TASK DETAILS: Look through the listing and locate every line containing the word "Uninsured"; copy those lines.

* begin DATA EXTRACT *

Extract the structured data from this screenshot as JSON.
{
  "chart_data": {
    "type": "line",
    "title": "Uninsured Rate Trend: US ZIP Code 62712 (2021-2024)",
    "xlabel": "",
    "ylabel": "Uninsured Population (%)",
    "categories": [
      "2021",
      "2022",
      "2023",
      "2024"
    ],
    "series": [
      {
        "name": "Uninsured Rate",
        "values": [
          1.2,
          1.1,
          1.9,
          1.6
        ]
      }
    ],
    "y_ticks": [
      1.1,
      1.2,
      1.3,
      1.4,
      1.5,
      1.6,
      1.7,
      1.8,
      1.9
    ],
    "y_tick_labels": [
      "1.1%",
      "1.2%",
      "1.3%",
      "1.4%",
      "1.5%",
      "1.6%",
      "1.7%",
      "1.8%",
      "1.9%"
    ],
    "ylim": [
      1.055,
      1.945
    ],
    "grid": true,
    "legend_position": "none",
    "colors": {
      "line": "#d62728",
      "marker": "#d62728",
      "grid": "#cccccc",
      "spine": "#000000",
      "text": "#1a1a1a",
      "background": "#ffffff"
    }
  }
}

* end DATA EXTRACT *

SOLUTION FOR THIS TASK:
    "title": "Uninsured Rate Trend: US ZIP Code 62712 (2021-2024)",
    "ylabel": "Uninsured Population (%)",
        "name": "Uninsured Rate",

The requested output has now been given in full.